- **Provided data**

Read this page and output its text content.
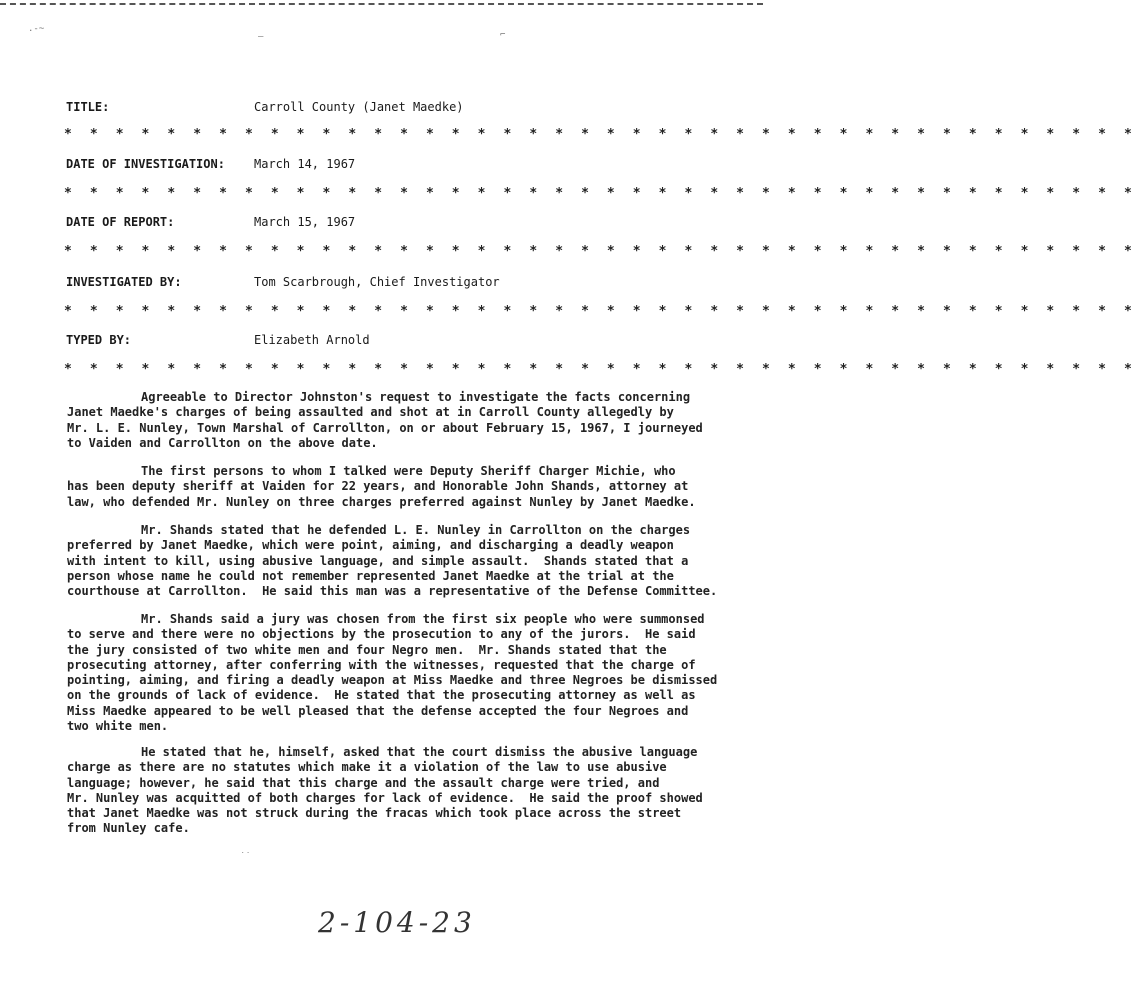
.-~
—	⌐
TITLE:	Carroll County (Janet Maedke)
* * * * * * * * * * * * * * * * * * * * * * * * * * * * * * * * * * * * * * * * * *
DATE OF INVESTIGATION: March 14, 1967
* * * * * * * * * * * * * * * * * * * * * * * * * * * * * * * * * * * * * * * * * *
DATE OF REPORT:	March 15, 1967
* * * * * * * * * * * * * * * * * * * * * * * * * * * * * * * * * * * * * * * * * *
INVESTIGATED BY:	Tom Scarbrough, Chief Investigator
* * * * * * * * * * * * * * * * * * * * * * * * * * * * * * * * * * * * * * * * * *
TYPED BY:	Elizabeth Arnold
* * * * * * * * * * * * * * * * * * * * * * * * * * * * * * * * * * * * * * * * * *
Agreeable to Director Johnston's request to investigate the facts concerning
Janet Maedke's charges of being assaulted and shot at in Carroll County allegedly by
Mr. L. E. Nunley, Town Marshal of Carrollton, on or about February 15, 1967, I journeyed
to Vaiden and Carrollton on the above date.
The first persons to whom I talked were Deputy Sheriff Charger Michie, who
has been deputy sheriff at Vaiden for 22 years, and Honorable John Shands, attorney at
law, who defended Mr. Nunley on three charges preferred against Nunley by Janet Maedke.
Mr. Shands stated that he defended L. E. Nunley in Carrollton on the charges
preferred by Janet Maedke, which were point, aiming, and discharging a deadly weapon
with intent to kill, using abusive language, and simple assault.  Shands stated that a
person whose name he could not remember represented Janet Maedke at the trial at the
courthouse at Carrollton.  He said this man was a representative of the Defense Committee.
Mr. Shands said a jury was chosen from the first six people who were summonsed
to serve and there were no objections by the prosecution to any of the jurors.  He said
the jury consisted of two white men and four Negro men.  Mr. Shands stated that the
prosecuting attorney, after conferring with the witnesses, requested that the charge of
pointing, aiming, and firing a deadly weapon at Miss Maedke and three Negroes be dismissed
on the grounds of lack of evidence.  He stated that the prosecuting attorney as well as
Miss Maedke appeared to be well pleased that the defense accepted the four Negroes and
two white men.
He stated that he, himself, asked that the court dismiss the abusive language
charge as there are no statutes which make it a violation of the law to use abusive
language; however, he said that this charge and the assault charge were tried, and
Mr. Nunley was acquitted of both charges for lack of evidence.  He said the proof showed
that Janet Maedke was not struck during the fracas which took place across the street
from Nunley cafe.
˙˙
2-104-23
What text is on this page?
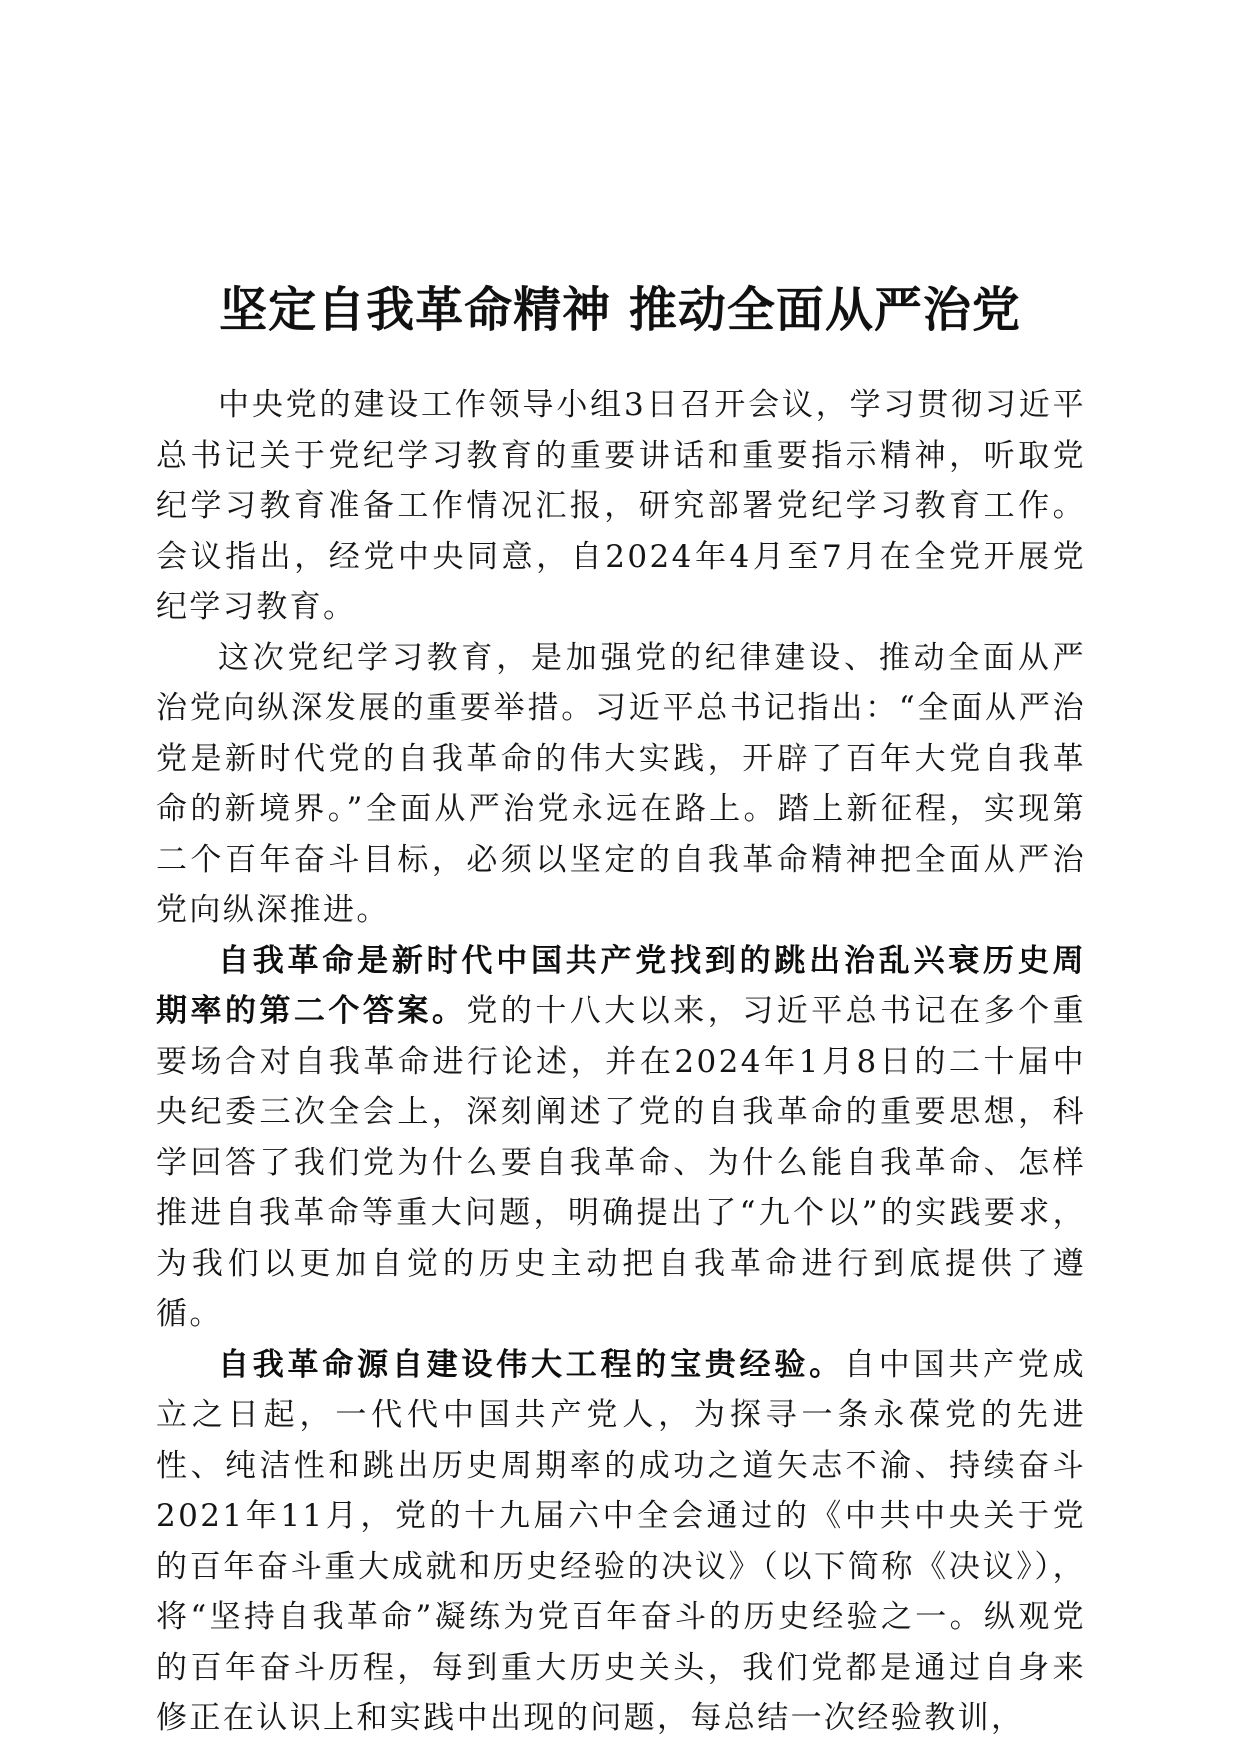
坚定自我革命精神 推动全面从严治党

中央党的建设工作领导小组3日召开会议，学习贯彻习近平总书记关于党纪学习教育的重要讲话和重要指示精神，听取党纪学习教育准备工作情况汇报，研究部署党纪学习教育工作。会议指出，经党中央同意，自2024年4月至7月在全党开展党纪学习教育。

这次党纪学习教育，是加强党的纪律建设、推动全面从严治党向纵深发展的重要举措。习近平总书记指出：“全面从严治党是新时代党的自我革命的伟大实践，开辟了百年大党自我革命的新境界。”全面从严治党永远在路上。踏上新征程，实现第二个百年奋斗目标，必须以坚定的自我革命精神把全面从严治党向纵深推进。

自我革命是新时代中国共产党找到的跳出治乱兴衰历史周期率的第二个答案。党的十八大以来，习近平总书记在多个重要场合对自我革命进行论述，并在2024年1月8日的二十届中央纪委三次全会上，深刻阐述了党的自我革命的重要思想，科学回答了我们党为什么要自我革命、为什么能自我革命、怎样推进自我革命等重大问题，明确提出了“九个以”的实践要求，为我们以更加自觉的历史主动把自我革命进行到底提供了遵循。

自我革命源自建设伟大工程的宝贵经验。自中国共产党成立之日起，一代代中国共产党人，为探寻一条永葆党的先进性、纯洁性和跳出历史周期率的成功之道矢志不渝、持续奋斗2021年11月，党的十九届六中全会通过的《中共中央关于党的百年奋斗重大成就和历史经验的决议》（以下简称《决议》），将“坚持自我革命”凝练为党百年奋斗的历史经验之一。纵观党的百年奋斗历程，每到重大历史关头，我们党都是通过自身来修正在认识上和实践中出现的问题，每总结一次经验教训，
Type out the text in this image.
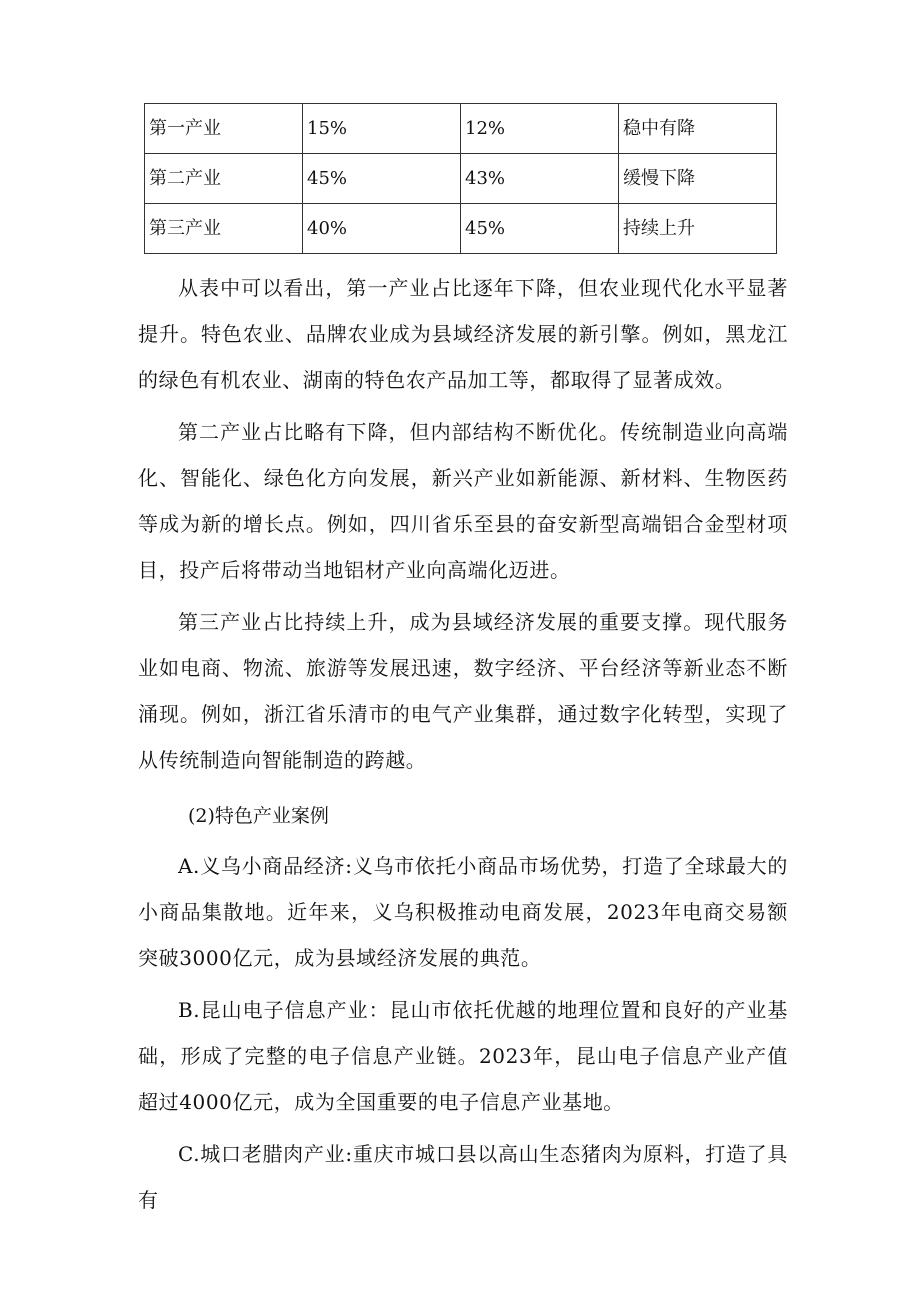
第一产业	15%	12%	稳中有降
第二产业	45%	43%	缓慢下降
第三产业	40%	45%	持续上升

从表中可以看出，第一产业占比逐年下降，但农业现代化水平显著提升。特色农业、品牌农业成为县域经济发展的新引擎。例如，黑龙江的绿色有机农业、湖南的特色农产品加工等，都取得了显著成效。

第二产业占比略有下降，但内部结构不断优化。传统制造业向高端化、智能化、绿色化方向发展，新兴产业如新能源、新材料、生物医药等成为新的增长点。例如，四川省乐至县的奋安新型高端铝合金型材项目，投产后将带动当地铝材产业向高端化迈进。

第三产业占比持续上升，成为县域经济发展的重要支撑。现代服务业如电商、物流、旅游等发展迅速，数字经济、平台经济等新业态不断涌现。例如，浙江省乐清市的电气产业集群，通过数字化转型，实现了从传统制造向智能制造的跨越。

(2)特色产业案例

A.义乌小商品经济:义乌市依托小商品市场优势，打造了全球最大的小商品集散地。近年来，义乌积极推动电商发展，2023年电商交易额突破3000亿元，成为县域经济发展的典范。

B.昆山电子信息产业：昆山市依托优越的地理位置和良好的产业基础，形成了完整的电子信息产业链。2023年，昆山电子信息产业产值超过4000亿元，成为全国重要的电子信息产业基地。

C.城口老腊肉产业:重庆市城口县以高山生态猪肉为原料，打造了具有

- **Written request**
Count how many lines in the data above hold the string "Carrollton", and give the number with no other words.

- **Solution**
4